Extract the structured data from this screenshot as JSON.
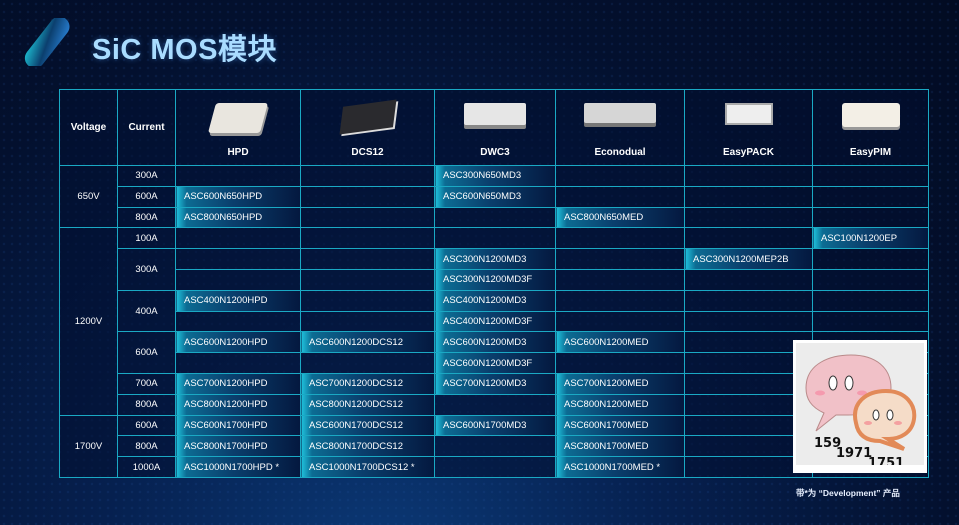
{
  "header": {
    "title": "SiC MOS模块"
  },
  "table": {
    "col_voltage": "Voltage",
    "col_current": "Current",
    "packages": [
      "HPD",
      "DCS12",
      "DWC3",
      "Econodual",
      "EasyPACK",
      "EasyPIM"
    ],
    "rows": [
      {
        "voltage": "650V",
        "vspan": 3,
        "current": "300A",
        "cspan": 1,
        "cells": [
          "",
          "",
          "ASC300N650MD3",
          "",
          "",
          ""
        ]
      },
      {
        "current": "600A",
        "cspan": 1,
        "cells": [
          "ASC600N650HPD",
          "",
          "ASC600N650MD3",
          "",
          "",
          ""
        ]
      },
      {
        "current": "800A",
        "cspan": 1,
        "cells": [
          "ASC800N650HPD",
          "",
          "",
          "ASC800N650MED",
          "",
          ""
        ]
      },
      {
        "voltage": "1200V",
        "vspan": 9,
        "current": "100A",
        "cspan": 1,
        "cells": [
          "",
          "",
          "",
          "",
          "",
          "ASC100N1200EP"
        ]
      },
      {
        "current": "300A",
        "cspan": 2,
        "cells": [
          "",
          "",
          "ASC300N1200MD3",
          "",
          "ASC300N1200MEP2B",
          ""
        ]
      },
      {
        "cells": [
          "",
          "",
          "ASC300N1200MD3F",
          "",
          "",
          ""
        ]
      },
      {
        "current": "400A",
        "cspan": 2,
        "cells": [
          "ASC400N1200HPD",
          "",
          "ASC400N1200MD3",
          "",
          "",
          ""
        ]
      },
      {
        "cells": [
          "",
          "",
          "ASC400N1200MD3F",
          "",
          "",
          ""
        ]
      },
      {
        "current": "600A",
        "cspan": 2,
        "cells": [
          "ASC600N1200HPD",
          "ASC600N1200DCS12",
          "ASC600N1200MD3",
          "ASC600N1200MED",
          "",
          ""
        ]
      },
      {
        "cells": [
          "",
          "",
          "ASC600N1200MD3F",
          "",
          "",
          ""
        ]
      },
      {
        "current": "700A",
        "cspan": 1,
        "cells": [
          "ASC700N1200HPD",
          "ASC700N1200DCS12",
          "ASC700N1200MD3",
          "ASC700N1200MED",
          "",
          ""
        ]
      },
      {
        "current": "800A",
        "cspan": 1,
        "cells": [
          "ASC800N1200HPD",
          "ASC800N1200DCS12",
          "",
          "ASC800N1200MED",
          "",
          ""
        ]
      },
      {
        "voltage": "1700V",
        "vspan": 3,
        "current": "600A",
        "cspan": 1,
        "cells": [
          "ASC600N1700HPD",
          "ASC600N1700DCS12",
          "ASC600N1700MD3",
          "ASC600N1700MED",
          "",
          ""
        ]
      },
      {
        "current": "800A",
        "cspan": 1,
        "cells": [
          "ASC800N1700HPD",
          "ASC800N1700DCS12",
          "",
          "ASC800N1700MED",
          "",
          ""
        ]
      },
      {
        "current": "1000A",
        "cspan": 1,
        "cells": [
          "ASC1000N1700HPD *",
          "ASC1000N1700DCS12 *",
          "",
          "ASC1000N1700MED *",
          "",
          ""
        ]
      }
    ]
  },
  "sticker": {
    "numbers": [
      "159",
      "1971",
      "1751"
    ]
  },
  "footnote": "带*为 “Development” 产品",
  "colors": {
    "accent": "#1fc1dc",
    "grid": "#1aa9c4",
    "title": "#a9dcff"
  }
}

━━━━━━━━━━

- The problem -
Repeat each entry exactly as it appears; skip any picture.

- Worked solution -
Extract the structured data from this screenshot as JSON.
{
  "header": {
    "title": "SiC MOS模块"
  },
  "table": {
    "col_voltage": "Voltage",
    "col_current": "Current",
    "packages": [
      "HPD",
      "DCS12",
      "DWC3",
      "Econodual",
      "EasyPACK",
      "EasyPIM"
    ],
    "rows": [
      {
        "voltage": "650V",
        "vspan": 3,
        "current": "300A",
        "cspan": 1,
        "cells": [
          "",
          "",
          "ASC300N650MD3",
          "",
          "",
          ""
        ]
      },
      {
        "current": "600A",
        "cspan": 1,
        "cells": [
          "ASC600N650HPD",
          "",
          "ASC600N650MD3",
          "",
          "",
          ""
        ]
      },
      {
        "current": "800A",
        "cspan": 1,
        "cells": [
          "ASC800N650HPD",
          "",
          "",
          "ASC800N650MED",
          "",
          ""
        ]
      },
      {
        "voltage": "1200V",
        "vspan": 9,
        "current": "100A",
        "cspan": 1,
        "cells": [
          "",
          "",
          "",
          "",
          "",
          "ASC100N1200EP"
        ]
      },
      {
        "current": "300A",
        "cspan": 2,
        "cells": [
          "",
          "",
          "ASC300N1200MD3",
          "",
          "ASC300N1200MEP2B",
          ""
        ]
      },
      {
        "cells": [
          "",
          "",
          "ASC300N1200MD3F",
          "",
          "",
          ""
        ]
      },
      {
        "current": "400A",
        "cspan": 2,
        "cells": [
          "ASC400N1200HPD",
          "",
          "ASC400N1200MD3",
          "",
          "",
          ""
        ]
      },
      {
        "cells": [
          "",
          "",
          "ASC400N1200MD3F",
          "",
          "",
          ""
        ]
      },
      {
        "current": "600A",
        "cspan": 2,
        "cells": [
          "ASC600N1200HPD",
          "ASC600N1200DCS12",
          "ASC600N1200MD3",
          "ASC600N1200MED",
          "",
          ""
        ]
      },
      {
        "cells": [
          "",
          "",
          "ASC600N1200MD3F",
          "",
          "",
          ""
        ]
      },
      {
        "current": "700A",
        "cspan": 1,
        "cells": [
          "ASC700N1200HPD",
          "ASC700N1200DCS12",
          "ASC700N1200MD3",
          "ASC700N1200MED",
          "",
          ""
        ]
      },
      {
        "current": "800A",
        "cspan": 1,
        "cells": [
          "ASC800N1200HPD",
          "ASC800N1200DCS12",
          "",
          "ASC800N1200MED",
          "",
          ""
        ]
      },
      {
        "voltage": "1700V",
        "vspan": 3,
        "current": "600A",
        "cspan": 1,
        "cells": [
          "ASC600N1700HPD",
          "ASC600N1700DCS12",
          "ASC600N1700MD3",
          "ASC600N1700MED",
          "",
          ""
        ]
      },
      {
        "current": "800A",
        "cspan": 1,
        "cells": [
          "ASC800N1700HPD",
          "ASC800N1700DCS12",
          "",
          "ASC800N1700MED",
          "",
          ""
        ]
      },
      {
        "current": "1000A",
        "cspan": 1,
        "cells": [
          "ASC1000N1700HPD *",
          "ASC1000N1700DCS12 *",
          "",
          "ASC1000N1700MED *",
          "",
          ""
        ]
      }
    ]
  },
  "sticker": {
    "numbers": [
      "159",
      "1971",
      "1751"
    ]
  },
  "footnote": "带*为 “Development” 产品",
  "colors": {
    "accent": "#1fc1dc",
    "grid": "#1aa9c4",
    "title": "#a9dcff"
  }
}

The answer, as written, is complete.